Reproduce every record below exactly as it appears.

::::::::::

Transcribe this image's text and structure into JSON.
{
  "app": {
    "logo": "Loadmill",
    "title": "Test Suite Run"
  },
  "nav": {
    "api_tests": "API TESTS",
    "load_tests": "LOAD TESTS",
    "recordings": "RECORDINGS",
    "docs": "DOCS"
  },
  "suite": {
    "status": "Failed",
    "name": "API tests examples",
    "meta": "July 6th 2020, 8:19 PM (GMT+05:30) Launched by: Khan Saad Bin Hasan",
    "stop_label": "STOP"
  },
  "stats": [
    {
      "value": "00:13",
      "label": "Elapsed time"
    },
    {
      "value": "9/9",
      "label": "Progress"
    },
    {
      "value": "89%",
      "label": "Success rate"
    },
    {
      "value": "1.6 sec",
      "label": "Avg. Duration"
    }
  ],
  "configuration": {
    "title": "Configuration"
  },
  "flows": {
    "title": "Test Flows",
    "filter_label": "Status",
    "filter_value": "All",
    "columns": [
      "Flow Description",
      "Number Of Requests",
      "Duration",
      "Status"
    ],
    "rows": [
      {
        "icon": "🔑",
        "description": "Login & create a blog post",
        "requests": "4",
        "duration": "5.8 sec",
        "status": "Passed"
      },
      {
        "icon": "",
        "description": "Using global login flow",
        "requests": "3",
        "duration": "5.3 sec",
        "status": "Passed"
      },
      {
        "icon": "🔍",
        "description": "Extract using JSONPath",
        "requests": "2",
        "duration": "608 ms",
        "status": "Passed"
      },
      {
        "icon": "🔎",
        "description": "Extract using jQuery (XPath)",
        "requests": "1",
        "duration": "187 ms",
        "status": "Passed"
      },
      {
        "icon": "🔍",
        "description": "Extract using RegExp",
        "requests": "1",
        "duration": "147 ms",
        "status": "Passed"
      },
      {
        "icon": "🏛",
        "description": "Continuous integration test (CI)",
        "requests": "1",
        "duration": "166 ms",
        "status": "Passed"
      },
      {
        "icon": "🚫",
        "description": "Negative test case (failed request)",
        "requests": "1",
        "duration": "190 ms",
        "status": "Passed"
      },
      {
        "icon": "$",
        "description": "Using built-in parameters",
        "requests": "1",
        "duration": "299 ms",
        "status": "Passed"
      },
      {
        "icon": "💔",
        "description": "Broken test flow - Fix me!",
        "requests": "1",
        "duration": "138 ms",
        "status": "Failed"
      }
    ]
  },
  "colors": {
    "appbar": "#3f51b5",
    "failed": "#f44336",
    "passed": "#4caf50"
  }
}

::::::::::

### Exercise answer
Transcribe this image's text and structure into JSON.
{
  "app": {
    "logo": "Loadmill",
    "title": "Test Suite Run"
  },
  "nav": {
    "api_tests": "API TESTS",
    "load_tests": "LOAD TESTS",
    "recordings": "RECORDINGS",
    "docs": "DOCS"
  },
  "suite": {
    "status": "Failed",
    "name": "API tests examples",
    "meta": "July 6th 2020, 8:19 PM (GMT+05:30) Launched by: Khan Saad Bin Hasan",
    "stop_label": "STOP"
  },
  "stats": [
    {
      "value": "00:13",
      "label": "Elapsed time"
    },
    {
      "value": "9/9",
      "label": "Progress"
    },
    {
      "value": "89%",
      "label": "Success rate"
    },
    {
      "value": "1.6 sec",
      "label": "Avg. Duration"
    }
  ],
  "configuration": {
    "title": "Configuration"
  },
  "flows": {
    "title": "Test Flows",
    "filter_label": "Status",
    "filter_value": "All",
    "columns": [
      "Flow Description",
      "Number Of Requests",
      "Duration",
      "Status"
    ],
    "rows": [
      {
        "icon": "🔑",
        "description": "Login & create a blog post",
        "requests": "4",
        "duration": "5.8 sec",
        "status": "Passed"
      },
      {
        "icon": "",
        "description": "Using global login flow",
        "requests": "3",
        "duration": "5.3 sec",
        "status": "Passed"
      },
      {
        "icon": "🔍",
        "description": "Extract using JSONPath",
        "requests": "2",
        "duration": "608 ms",
        "status": "Passed"
      },
      {
        "icon": "🔎",
        "description": "Extract using jQuery (XPath)",
        "requests": "1",
        "duration": "187 ms",
        "status": "Passed"
      },
      {
        "icon": "🔍",
        "description": "Extract using RegExp",
        "requests": "1",
        "duration": "147 ms",
        "status": "Passed"
      },
      {
        "icon": "🏛",
        "description": "Continuous integration test (CI)",
        "requests": "1",
        "duration": "166 ms",
        "status": "Passed"
      },
      {
        "icon": "🚫",
        "description": "Negative test case (failed request)",
        "requests": "1",
        "duration": "190 ms",
        "status": "Passed"
      },
      {
        "icon": "$",
        "description": "Using built-in parameters",
        "requests": "1",
        "duration": "299 ms",
        "status": "Passed"
      },
      {
        "icon": "💔",
        "description": "Broken test flow - Fix me!",
        "requests": "1",
        "duration": "138 ms",
        "status": "Failed"
      }
    ]
  },
  "colors": {
    "appbar": "#3f51b5",
    "failed": "#f44336",
    "passed": "#4caf50"
  }
}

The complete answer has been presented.